**What is required:** Lift out each line of the data that holds "переданы".

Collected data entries
--------

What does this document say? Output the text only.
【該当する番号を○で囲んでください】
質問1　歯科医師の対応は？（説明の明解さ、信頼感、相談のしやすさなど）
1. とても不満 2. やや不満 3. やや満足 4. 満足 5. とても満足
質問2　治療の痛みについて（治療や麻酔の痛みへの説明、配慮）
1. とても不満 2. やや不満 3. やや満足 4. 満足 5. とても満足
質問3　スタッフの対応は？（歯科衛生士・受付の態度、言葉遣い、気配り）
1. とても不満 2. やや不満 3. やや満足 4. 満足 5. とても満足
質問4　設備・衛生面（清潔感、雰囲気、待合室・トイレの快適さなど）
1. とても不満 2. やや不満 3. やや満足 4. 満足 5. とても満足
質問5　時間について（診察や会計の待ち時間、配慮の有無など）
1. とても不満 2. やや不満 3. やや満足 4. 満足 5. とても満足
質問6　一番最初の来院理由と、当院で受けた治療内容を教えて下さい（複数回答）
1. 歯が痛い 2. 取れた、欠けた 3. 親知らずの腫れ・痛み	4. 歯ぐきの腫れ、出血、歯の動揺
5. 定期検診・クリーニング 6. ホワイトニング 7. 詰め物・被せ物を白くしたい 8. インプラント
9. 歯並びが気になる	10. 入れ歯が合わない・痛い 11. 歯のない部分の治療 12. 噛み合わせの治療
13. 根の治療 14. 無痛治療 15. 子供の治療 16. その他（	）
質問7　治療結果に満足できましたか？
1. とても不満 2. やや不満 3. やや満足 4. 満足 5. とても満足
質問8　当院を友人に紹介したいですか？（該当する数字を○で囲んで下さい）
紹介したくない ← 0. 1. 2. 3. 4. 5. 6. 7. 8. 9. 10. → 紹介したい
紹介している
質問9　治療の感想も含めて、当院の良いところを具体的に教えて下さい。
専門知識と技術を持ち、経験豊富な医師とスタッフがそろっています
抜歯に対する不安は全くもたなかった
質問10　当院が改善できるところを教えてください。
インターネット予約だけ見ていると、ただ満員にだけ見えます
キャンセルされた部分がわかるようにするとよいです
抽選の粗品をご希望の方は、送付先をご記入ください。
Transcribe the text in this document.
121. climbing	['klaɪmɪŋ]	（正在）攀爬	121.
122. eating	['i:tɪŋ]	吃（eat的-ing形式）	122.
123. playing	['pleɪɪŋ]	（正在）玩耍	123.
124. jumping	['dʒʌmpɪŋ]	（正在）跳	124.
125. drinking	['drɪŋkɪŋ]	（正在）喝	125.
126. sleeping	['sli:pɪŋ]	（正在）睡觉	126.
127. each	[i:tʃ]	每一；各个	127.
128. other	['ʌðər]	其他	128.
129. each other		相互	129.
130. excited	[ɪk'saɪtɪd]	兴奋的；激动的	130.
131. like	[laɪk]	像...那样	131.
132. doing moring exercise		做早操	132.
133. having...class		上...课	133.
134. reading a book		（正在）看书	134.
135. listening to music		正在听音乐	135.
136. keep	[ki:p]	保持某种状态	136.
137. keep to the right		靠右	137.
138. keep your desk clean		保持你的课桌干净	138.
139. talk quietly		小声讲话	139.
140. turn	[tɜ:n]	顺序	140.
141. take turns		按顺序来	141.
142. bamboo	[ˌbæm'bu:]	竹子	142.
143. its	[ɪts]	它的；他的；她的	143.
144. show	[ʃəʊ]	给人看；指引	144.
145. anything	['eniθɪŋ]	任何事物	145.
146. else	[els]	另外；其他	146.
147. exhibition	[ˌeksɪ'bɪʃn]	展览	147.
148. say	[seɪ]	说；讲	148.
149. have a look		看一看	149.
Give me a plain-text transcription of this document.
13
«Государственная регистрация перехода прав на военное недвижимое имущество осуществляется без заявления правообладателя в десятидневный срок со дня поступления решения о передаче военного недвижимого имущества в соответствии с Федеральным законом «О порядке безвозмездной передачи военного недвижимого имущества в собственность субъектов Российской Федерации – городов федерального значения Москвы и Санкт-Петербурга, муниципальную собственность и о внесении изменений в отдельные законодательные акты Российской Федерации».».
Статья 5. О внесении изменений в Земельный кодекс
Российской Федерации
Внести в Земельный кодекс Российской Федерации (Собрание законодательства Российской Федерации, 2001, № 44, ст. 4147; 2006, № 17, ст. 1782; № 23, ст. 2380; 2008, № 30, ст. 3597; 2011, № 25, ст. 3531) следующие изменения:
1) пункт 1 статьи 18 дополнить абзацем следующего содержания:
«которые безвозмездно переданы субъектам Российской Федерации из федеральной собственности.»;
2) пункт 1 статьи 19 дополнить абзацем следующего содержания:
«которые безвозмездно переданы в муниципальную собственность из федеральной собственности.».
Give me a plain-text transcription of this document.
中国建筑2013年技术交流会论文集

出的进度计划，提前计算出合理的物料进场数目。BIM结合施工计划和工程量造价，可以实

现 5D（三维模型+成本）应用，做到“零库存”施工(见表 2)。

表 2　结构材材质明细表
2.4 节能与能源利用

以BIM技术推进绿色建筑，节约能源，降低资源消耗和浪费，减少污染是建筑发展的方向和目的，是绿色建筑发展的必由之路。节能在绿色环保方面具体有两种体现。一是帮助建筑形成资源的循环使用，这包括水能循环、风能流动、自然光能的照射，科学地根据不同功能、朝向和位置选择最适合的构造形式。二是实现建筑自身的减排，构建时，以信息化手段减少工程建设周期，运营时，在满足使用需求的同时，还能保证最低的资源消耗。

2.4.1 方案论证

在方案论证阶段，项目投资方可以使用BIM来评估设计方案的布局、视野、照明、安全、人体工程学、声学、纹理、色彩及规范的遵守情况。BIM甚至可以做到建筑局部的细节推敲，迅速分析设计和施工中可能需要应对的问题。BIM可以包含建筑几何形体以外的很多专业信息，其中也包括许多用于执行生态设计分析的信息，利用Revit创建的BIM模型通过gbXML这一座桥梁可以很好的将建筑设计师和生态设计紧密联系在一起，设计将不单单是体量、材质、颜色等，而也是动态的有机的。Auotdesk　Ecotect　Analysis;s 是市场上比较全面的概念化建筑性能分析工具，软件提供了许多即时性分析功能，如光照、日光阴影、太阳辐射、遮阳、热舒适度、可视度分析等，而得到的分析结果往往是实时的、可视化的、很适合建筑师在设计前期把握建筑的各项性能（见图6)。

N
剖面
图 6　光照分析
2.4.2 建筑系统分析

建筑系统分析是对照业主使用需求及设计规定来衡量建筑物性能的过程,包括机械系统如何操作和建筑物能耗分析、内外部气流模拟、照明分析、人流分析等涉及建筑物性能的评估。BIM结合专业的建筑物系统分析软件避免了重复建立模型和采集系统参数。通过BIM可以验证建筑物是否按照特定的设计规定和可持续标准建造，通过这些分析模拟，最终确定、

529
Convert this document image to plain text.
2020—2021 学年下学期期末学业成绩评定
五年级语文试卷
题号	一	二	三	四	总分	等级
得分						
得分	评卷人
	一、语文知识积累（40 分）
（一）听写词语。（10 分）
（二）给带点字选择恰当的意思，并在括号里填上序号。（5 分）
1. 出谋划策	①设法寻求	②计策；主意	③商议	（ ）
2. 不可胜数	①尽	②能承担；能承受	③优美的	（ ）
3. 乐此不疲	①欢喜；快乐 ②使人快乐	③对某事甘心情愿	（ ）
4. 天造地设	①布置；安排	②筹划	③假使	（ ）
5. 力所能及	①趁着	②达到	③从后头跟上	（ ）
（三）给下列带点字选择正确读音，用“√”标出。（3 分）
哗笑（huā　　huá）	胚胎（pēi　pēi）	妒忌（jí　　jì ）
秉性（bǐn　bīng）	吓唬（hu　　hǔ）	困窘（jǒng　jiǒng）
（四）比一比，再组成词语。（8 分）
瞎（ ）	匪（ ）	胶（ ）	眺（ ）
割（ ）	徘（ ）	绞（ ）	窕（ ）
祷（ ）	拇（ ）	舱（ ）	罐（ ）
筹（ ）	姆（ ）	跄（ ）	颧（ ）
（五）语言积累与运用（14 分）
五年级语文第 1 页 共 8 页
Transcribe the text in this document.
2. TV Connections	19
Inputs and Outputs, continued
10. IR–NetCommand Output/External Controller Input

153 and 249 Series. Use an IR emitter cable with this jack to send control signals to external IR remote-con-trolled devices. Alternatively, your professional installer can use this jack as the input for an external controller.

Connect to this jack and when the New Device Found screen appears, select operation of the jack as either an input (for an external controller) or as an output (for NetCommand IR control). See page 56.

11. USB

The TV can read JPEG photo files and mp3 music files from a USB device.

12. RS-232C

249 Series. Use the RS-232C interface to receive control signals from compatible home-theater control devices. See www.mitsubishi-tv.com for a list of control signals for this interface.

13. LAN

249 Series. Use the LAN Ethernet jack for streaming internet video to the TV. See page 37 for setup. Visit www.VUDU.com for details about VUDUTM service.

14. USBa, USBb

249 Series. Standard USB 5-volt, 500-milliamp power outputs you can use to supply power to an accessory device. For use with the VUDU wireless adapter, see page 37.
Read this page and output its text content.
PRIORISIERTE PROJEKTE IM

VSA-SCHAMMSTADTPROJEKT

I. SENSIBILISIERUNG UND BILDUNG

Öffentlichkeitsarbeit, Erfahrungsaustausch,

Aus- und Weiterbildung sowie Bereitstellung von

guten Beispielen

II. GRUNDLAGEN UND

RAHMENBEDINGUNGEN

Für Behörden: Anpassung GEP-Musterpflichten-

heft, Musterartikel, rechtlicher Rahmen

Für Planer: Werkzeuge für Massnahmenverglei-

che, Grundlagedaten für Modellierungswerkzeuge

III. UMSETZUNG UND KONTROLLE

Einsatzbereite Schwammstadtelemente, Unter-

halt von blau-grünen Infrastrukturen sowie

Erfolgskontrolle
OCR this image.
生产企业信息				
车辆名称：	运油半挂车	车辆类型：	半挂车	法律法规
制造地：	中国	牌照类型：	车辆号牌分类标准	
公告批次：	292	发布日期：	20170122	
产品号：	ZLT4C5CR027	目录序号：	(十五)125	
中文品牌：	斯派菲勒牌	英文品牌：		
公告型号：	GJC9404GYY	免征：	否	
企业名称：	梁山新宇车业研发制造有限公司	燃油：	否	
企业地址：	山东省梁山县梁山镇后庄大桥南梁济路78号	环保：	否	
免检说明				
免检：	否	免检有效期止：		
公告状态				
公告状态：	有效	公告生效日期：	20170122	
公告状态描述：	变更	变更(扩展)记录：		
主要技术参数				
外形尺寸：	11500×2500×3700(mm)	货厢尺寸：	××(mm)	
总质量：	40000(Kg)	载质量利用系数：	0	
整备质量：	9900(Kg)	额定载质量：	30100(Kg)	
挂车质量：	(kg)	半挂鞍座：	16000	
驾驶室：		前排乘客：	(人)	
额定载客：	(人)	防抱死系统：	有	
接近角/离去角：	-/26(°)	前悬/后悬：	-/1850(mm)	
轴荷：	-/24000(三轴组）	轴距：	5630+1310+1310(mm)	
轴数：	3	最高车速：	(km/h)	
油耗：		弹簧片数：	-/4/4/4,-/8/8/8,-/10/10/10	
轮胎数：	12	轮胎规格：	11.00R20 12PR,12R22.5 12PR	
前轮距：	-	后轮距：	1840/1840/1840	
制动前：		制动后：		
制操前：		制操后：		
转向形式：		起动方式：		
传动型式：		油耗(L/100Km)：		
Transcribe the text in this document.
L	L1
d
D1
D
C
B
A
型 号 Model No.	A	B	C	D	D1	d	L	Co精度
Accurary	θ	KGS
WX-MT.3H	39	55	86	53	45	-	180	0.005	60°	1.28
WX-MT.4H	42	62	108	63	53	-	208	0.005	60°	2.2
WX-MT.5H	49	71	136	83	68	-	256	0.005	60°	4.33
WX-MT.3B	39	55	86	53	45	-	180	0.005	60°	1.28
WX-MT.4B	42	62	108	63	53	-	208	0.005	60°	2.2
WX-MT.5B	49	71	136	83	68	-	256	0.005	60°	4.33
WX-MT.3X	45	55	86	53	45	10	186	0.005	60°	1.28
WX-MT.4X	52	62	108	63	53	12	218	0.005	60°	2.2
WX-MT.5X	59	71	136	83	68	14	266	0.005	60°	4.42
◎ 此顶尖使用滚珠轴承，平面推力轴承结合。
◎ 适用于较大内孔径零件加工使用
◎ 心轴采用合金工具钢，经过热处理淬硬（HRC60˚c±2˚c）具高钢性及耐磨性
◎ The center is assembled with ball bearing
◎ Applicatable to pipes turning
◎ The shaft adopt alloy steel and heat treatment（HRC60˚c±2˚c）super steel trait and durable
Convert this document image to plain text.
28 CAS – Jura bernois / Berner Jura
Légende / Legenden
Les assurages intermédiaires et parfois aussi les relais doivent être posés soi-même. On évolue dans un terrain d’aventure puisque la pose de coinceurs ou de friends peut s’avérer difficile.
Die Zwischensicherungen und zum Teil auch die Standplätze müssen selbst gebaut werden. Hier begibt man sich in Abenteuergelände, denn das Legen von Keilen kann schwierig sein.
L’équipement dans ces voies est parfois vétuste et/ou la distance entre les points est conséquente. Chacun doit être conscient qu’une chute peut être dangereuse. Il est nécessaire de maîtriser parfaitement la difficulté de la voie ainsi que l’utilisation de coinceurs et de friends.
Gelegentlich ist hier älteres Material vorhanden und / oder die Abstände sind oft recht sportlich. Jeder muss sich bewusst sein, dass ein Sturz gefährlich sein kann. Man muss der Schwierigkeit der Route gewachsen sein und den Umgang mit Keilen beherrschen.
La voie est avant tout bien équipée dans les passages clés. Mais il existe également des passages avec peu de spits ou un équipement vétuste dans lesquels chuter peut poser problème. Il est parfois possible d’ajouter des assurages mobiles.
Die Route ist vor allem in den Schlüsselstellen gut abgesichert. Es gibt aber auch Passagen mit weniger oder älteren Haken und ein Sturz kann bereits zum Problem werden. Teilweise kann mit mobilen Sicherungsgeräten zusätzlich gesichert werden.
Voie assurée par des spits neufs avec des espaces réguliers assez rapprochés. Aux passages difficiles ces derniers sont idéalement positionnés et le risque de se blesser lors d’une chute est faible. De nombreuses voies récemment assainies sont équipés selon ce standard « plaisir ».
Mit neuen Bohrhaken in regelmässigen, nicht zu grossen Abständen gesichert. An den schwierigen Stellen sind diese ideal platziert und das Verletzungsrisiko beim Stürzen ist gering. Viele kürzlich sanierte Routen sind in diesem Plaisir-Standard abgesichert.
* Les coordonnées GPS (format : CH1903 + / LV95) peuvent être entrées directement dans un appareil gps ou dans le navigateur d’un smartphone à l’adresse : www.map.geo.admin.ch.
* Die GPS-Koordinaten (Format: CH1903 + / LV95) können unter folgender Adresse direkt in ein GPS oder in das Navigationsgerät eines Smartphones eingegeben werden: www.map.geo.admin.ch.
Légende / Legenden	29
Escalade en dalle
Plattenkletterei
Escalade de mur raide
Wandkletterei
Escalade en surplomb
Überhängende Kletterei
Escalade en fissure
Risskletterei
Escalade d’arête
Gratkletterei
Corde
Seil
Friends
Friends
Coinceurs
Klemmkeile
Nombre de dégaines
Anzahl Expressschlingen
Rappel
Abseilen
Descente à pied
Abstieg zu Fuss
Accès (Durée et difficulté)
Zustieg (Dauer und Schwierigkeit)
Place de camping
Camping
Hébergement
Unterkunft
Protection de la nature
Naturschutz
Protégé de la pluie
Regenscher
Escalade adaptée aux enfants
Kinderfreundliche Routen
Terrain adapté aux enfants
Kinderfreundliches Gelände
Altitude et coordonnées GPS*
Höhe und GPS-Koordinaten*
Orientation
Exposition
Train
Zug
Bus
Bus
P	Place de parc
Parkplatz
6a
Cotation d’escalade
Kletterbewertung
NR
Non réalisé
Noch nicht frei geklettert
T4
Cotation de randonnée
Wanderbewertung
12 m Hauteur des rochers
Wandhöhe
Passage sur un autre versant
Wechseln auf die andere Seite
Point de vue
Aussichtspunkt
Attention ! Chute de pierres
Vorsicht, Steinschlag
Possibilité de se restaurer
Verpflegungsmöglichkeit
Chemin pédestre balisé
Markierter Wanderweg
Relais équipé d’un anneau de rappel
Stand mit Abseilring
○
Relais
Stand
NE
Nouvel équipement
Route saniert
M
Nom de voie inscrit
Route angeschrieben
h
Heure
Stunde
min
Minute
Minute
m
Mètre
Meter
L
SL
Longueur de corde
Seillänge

--------

**Written reply:**
«которые безвозмездно переданы субъектам Российской Федерации из федеральной собственности.»;
«которые безвозмездно переданы в муниципальную собственность из федеральной собственности.».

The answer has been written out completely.